= RECORD EXCERPTS =
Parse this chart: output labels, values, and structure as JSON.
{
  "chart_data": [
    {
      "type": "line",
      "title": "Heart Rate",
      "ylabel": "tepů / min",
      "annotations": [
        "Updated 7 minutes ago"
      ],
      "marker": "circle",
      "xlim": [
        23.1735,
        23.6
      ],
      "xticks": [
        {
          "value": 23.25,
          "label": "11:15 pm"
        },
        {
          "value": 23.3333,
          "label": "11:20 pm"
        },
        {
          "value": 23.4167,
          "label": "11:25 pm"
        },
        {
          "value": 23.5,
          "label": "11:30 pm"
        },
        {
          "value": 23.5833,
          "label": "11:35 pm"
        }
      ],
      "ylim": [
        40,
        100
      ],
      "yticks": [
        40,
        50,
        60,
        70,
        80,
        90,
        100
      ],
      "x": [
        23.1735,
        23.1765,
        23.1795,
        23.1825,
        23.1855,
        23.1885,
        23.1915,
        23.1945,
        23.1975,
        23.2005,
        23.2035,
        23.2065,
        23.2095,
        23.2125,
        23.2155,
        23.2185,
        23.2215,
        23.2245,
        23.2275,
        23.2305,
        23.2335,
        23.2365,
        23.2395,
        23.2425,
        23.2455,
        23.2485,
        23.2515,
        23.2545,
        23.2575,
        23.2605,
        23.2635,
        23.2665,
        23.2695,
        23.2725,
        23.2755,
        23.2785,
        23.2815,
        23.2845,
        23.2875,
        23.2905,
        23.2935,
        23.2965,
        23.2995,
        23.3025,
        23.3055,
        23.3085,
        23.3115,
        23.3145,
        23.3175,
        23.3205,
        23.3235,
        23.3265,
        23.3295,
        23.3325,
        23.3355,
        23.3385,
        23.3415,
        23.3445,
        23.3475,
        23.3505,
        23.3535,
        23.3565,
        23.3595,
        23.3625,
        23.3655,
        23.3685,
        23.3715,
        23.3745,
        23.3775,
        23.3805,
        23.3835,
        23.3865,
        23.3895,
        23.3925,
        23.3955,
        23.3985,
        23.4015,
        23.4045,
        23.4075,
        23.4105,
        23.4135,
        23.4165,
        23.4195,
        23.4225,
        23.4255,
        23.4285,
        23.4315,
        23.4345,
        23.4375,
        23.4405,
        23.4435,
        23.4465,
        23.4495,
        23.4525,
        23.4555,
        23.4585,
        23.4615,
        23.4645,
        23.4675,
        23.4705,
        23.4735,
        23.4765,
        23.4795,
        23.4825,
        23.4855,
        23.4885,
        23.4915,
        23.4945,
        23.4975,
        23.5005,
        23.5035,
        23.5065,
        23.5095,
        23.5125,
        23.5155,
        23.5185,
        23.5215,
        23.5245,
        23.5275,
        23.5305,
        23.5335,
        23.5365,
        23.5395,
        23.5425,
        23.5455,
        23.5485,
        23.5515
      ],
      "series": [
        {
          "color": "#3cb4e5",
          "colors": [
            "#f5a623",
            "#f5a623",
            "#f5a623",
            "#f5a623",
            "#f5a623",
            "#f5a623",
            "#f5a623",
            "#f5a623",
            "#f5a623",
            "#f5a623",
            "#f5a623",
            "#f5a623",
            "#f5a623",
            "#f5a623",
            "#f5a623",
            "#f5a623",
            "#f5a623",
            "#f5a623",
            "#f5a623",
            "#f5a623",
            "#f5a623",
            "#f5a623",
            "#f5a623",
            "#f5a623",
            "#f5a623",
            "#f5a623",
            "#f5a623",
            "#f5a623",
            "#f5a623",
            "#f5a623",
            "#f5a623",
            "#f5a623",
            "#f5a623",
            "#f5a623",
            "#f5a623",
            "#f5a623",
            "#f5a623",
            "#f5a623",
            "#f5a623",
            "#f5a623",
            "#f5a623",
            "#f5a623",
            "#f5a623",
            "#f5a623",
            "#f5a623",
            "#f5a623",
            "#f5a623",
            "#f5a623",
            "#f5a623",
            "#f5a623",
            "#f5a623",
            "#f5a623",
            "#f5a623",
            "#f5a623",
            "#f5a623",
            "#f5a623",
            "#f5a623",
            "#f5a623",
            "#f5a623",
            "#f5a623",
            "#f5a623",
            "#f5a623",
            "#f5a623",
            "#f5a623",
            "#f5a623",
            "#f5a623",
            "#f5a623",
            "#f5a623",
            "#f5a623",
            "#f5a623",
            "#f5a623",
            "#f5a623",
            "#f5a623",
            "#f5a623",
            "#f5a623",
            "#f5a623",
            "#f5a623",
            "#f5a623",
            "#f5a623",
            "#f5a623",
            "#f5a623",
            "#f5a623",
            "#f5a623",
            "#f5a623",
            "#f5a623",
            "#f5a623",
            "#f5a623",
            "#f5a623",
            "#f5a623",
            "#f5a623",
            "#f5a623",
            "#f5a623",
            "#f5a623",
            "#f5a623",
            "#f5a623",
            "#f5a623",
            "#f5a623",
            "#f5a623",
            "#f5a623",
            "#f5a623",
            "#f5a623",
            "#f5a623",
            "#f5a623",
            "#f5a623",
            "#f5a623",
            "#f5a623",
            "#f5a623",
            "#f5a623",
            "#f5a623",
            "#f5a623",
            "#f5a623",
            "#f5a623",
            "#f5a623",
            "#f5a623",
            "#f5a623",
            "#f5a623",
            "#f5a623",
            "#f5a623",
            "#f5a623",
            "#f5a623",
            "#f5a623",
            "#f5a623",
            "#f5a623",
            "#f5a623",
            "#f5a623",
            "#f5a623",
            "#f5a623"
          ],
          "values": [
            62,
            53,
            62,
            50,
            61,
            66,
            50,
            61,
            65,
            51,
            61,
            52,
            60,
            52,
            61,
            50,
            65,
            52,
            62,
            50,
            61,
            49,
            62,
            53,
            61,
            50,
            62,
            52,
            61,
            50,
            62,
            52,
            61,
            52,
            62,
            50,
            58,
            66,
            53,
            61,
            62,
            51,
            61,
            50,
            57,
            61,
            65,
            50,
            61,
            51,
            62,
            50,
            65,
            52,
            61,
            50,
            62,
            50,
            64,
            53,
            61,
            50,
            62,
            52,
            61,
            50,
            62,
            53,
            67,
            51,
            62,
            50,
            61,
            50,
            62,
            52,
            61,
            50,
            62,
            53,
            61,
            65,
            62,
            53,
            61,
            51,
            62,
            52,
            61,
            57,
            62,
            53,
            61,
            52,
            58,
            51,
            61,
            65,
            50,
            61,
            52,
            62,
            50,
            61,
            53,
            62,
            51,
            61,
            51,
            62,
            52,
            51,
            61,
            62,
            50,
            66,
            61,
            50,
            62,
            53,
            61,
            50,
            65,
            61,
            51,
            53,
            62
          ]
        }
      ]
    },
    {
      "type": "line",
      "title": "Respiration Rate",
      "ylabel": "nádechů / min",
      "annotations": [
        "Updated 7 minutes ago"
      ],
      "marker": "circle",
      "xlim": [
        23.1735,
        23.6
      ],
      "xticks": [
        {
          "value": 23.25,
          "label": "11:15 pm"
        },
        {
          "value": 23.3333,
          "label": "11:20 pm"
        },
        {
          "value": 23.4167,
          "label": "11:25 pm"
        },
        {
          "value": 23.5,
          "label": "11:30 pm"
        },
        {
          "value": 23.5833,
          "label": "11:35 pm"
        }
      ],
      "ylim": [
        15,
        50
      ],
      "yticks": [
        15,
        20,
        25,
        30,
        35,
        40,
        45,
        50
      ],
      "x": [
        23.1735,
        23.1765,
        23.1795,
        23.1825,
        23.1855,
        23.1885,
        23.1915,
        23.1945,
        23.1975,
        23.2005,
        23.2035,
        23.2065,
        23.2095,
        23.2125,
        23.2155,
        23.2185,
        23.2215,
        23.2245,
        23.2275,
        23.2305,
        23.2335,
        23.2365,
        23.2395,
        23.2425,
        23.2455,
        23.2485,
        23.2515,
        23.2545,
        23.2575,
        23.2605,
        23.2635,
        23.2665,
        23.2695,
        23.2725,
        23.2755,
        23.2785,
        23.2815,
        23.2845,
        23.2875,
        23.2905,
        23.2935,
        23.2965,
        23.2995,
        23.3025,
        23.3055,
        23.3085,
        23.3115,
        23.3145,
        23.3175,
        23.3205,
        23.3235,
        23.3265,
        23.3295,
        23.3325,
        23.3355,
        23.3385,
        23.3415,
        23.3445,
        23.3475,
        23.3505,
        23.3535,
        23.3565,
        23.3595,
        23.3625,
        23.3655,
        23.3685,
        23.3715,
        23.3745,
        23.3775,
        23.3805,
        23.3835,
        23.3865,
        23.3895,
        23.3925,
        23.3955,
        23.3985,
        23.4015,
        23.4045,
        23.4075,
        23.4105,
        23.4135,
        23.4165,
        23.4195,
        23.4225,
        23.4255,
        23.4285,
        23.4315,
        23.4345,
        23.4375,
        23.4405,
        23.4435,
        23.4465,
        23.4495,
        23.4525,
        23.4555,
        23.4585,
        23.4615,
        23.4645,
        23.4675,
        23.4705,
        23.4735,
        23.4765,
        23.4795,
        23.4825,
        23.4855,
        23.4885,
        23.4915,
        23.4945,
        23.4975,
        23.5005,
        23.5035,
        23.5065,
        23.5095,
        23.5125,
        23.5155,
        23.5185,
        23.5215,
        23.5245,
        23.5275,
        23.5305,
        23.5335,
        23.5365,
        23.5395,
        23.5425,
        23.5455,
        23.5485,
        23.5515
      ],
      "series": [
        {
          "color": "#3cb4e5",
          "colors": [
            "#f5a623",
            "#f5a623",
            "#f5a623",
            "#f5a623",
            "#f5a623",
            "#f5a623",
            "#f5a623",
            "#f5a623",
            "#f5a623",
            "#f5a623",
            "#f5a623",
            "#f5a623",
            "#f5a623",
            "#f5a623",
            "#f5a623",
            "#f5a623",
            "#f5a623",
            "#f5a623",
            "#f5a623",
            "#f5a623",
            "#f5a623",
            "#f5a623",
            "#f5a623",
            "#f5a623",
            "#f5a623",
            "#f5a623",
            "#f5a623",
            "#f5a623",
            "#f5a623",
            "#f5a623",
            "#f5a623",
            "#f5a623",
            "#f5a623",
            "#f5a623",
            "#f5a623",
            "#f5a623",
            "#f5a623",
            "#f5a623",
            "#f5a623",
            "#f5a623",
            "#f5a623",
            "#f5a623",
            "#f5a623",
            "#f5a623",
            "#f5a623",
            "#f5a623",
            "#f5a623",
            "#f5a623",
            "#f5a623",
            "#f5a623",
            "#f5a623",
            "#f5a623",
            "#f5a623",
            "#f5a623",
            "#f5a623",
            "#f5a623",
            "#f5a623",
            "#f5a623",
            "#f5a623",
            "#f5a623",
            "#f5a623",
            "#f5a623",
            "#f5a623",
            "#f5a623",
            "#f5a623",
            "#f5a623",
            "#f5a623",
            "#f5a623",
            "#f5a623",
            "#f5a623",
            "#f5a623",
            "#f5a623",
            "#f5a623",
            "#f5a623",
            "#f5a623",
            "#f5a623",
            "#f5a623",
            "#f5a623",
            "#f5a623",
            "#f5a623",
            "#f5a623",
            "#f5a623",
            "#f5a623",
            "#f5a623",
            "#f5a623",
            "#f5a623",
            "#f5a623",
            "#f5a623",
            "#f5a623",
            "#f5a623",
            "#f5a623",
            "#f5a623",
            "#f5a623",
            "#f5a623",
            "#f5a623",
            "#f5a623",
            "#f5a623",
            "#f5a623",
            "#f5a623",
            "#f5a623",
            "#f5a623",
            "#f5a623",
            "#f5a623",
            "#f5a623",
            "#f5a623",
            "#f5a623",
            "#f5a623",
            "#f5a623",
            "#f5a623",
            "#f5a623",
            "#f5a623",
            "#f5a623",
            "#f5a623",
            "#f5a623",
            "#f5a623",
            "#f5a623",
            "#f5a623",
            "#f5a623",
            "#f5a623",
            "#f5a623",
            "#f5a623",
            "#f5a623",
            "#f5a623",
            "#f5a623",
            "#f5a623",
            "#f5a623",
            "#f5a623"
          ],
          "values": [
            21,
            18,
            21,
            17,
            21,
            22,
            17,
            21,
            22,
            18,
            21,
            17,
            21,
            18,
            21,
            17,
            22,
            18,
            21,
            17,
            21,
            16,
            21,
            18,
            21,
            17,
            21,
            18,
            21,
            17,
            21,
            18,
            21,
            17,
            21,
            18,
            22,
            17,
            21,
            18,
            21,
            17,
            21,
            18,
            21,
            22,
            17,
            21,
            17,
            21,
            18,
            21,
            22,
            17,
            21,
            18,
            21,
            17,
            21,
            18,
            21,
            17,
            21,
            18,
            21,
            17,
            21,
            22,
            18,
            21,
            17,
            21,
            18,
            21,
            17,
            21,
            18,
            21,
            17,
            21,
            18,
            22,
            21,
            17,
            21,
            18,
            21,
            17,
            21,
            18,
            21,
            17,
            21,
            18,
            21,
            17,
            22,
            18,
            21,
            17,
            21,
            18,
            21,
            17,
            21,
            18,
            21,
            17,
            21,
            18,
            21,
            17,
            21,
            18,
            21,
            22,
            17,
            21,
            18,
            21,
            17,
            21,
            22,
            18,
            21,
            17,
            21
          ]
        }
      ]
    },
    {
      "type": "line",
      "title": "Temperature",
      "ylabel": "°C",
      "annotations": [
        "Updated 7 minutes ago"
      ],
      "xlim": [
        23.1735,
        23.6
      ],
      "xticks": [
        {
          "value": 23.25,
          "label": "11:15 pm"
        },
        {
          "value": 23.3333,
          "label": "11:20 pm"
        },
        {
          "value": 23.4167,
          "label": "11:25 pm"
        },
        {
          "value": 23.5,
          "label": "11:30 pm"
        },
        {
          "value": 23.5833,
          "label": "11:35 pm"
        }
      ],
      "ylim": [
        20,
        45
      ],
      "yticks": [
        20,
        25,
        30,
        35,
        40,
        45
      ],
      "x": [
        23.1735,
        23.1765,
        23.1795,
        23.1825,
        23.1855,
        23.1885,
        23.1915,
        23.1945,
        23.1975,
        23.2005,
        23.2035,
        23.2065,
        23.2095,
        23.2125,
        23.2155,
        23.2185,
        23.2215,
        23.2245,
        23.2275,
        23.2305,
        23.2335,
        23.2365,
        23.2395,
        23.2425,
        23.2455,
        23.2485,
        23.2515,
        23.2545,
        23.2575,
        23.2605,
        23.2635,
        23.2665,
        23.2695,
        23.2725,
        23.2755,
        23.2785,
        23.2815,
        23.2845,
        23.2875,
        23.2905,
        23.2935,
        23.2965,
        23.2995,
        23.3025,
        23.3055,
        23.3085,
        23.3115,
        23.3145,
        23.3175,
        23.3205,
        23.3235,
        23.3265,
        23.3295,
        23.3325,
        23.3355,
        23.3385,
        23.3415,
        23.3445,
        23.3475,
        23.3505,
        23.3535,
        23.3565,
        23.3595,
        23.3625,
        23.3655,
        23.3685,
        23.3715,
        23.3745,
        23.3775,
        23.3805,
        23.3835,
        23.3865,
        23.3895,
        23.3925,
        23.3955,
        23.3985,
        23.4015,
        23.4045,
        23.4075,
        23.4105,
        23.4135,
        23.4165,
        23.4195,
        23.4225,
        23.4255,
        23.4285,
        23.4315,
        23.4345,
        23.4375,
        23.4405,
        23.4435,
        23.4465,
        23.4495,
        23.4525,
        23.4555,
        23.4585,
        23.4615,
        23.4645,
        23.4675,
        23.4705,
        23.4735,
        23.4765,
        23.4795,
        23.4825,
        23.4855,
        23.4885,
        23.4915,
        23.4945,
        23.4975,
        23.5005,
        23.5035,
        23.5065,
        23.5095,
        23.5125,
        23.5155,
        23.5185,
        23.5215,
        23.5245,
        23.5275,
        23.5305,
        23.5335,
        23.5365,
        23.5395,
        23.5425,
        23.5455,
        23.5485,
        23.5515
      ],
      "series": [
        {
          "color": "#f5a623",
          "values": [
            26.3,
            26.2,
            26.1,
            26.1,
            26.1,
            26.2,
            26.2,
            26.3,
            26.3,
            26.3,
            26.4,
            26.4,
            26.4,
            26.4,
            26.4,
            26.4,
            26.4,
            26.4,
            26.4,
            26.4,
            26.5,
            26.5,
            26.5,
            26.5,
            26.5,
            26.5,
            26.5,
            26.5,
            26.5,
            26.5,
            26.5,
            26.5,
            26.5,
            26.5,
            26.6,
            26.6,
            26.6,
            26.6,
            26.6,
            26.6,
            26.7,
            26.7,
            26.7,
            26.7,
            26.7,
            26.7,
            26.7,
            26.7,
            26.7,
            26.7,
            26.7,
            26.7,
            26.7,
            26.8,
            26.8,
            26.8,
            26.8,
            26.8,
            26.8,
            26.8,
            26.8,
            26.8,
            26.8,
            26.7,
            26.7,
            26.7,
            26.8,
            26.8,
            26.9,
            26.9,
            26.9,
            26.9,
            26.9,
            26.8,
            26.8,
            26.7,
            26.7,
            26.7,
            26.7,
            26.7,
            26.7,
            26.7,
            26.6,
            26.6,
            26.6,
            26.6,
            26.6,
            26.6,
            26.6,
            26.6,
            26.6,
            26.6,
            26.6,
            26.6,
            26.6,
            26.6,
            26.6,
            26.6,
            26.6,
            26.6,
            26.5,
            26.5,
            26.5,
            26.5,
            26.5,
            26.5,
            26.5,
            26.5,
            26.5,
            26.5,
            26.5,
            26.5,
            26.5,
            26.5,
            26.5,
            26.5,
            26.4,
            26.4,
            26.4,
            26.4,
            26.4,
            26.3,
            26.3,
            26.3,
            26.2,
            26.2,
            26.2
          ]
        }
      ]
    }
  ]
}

= EXERCISE DIRECTIONS =
Every line in the data above that contains "ylabel" needs to be copied.

= TASK RESPONSE =
      "ylabel": "tepů / min",
      "ylabel": "nádechů / min",
      "ylabel": "°C",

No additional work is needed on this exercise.